#### [What needs to be done]
Repeat the listing below in full, exactly as it stands.

#### [Entries provided]
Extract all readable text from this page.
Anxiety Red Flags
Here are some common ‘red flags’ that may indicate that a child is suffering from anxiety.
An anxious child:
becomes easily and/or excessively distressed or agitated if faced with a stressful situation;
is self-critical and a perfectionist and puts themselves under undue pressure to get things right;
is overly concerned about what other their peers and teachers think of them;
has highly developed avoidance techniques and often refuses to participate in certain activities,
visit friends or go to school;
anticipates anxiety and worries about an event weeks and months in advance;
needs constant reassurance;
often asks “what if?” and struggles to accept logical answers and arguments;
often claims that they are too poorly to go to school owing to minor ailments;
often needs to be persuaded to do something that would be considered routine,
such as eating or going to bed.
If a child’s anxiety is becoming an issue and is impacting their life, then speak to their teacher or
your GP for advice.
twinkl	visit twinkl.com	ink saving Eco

#### [Exercise solution]
Extract all readable text from this page.
Anxiety Red Flags
Here are some common ‘red flags’ that may indicate that a child is suffering from anxiety.
An anxious child:
becomes easily and/or excessively distressed or agitated if faced with a stressful situation;
is self-critical and a perfectionist and puts themselves under undue pressure to get things right;
is overly concerned about what other their peers and teachers think of them;
has highly developed avoidance techniques and often refuses to participate in certain activities,
visit friends or go to school;
anticipates anxiety and worries about an event weeks and months in advance;
needs constant reassurance;
often asks “what if?” and struggles to accept logical answers and arguments;
often claims that they are too poorly to go to school owing to minor ailments;
often needs to be persuaded to do something that would be considered routine,
such as eating or going to bed.
If a child’s anxiety is becoming an issue and is impacting their life, then speak to their teacher or
your GP for advice.
twinkl	visit twinkl.com	ink saving Eco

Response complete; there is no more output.